Every entry that follows should be reproduced exactly.

-.-.-

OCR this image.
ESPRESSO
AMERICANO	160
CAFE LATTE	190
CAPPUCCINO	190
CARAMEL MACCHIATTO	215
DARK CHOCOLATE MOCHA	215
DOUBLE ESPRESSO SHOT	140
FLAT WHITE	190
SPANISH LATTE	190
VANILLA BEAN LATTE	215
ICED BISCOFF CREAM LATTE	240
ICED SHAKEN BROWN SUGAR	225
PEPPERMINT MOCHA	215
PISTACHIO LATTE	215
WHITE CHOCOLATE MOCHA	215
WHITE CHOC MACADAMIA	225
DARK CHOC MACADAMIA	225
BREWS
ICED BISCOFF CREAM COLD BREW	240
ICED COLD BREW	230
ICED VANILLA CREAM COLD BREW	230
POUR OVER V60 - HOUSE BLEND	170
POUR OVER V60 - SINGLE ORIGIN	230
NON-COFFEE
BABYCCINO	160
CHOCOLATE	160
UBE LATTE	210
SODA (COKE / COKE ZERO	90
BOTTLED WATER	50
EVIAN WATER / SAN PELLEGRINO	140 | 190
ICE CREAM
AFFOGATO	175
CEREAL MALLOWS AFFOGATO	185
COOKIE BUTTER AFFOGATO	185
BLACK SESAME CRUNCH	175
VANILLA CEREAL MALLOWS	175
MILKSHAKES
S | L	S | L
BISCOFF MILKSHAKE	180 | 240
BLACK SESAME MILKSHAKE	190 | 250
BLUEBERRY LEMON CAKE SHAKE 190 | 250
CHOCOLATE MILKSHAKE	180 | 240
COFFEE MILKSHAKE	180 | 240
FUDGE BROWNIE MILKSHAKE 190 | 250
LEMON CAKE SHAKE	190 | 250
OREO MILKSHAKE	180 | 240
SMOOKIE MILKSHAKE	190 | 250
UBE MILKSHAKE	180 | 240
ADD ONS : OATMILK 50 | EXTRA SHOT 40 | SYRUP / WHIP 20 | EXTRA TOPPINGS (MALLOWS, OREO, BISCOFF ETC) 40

-.-.-

> _Task output_
OCR this image.
ESPRESSO
AMERICANO	160
CAFE LATTE	190
CAPPUCCINO	190
CARAMEL MACCHIATTO	215
DARK CHOCOLATE MOCHA	215
DOUBLE ESPRESSO SHOT	140
FLAT WHITE	190
SPANISH LATTE	190
VANILLA BEAN LATTE	215
ICED BISCOFF CREAM LATTE	240
ICED SHAKEN BROWN SUGAR	225
PEPPERMINT MOCHA	215
PISTACHIO LATTE	215
WHITE CHOCOLATE MOCHA	215
WHITE CHOC MACADAMIA	225
DARK CHOC MACADAMIA	225
BREWS
ICED BISCOFF CREAM COLD BREW	240
ICED COLD BREW	230
ICED VANILLA CREAM COLD BREW	230
POUR OVER V60 - HOUSE BLEND	170
POUR OVER V60 - SINGLE ORIGIN	230
NON-COFFEE
BABYCCINO	160
CHOCOLATE	160
UBE LATTE	210
SODA (COKE / COKE ZERO	90
BOTTLED WATER	50
EVIAN WATER / SAN PELLEGRINO	140 | 190
ICE CREAM
AFFOGATO	175
CEREAL MALLOWS AFFOGATO	185
COOKIE BUTTER AFFOGATO	185
BLACK SESAME CRUNCH	175
VANILLA CEREAL MALLOWS	175
MILKSHAKES
S | L	S | L
BISCOFF MILKSHAKE	180 | 240
BLACK SESAME MILKSHAKE	190 | 250
BLUEBERRY LEMON CAKE SHAKE 190 | 250
CHOCOLATE MILKSHAKE	180 | 240
COFFEE MILKSHAKE	180 | 240
FUDGE BROWNIE MILKSHAKE 190 | 250
LEMON CAKE SHAKE	190 | 250
OREO MILKSHAKE	180 | 240
SMOOKIE MILKSHAKE	190 | 250
UBE MILKSHAKE	180 | 240
ADD ONS : OATMILK 50 | EXTRA SHOT 40 | SYRUP / WHIP 20 | EXTRA TOPPINGS (MALLOWS, OREO, BISCOFF ETC) 40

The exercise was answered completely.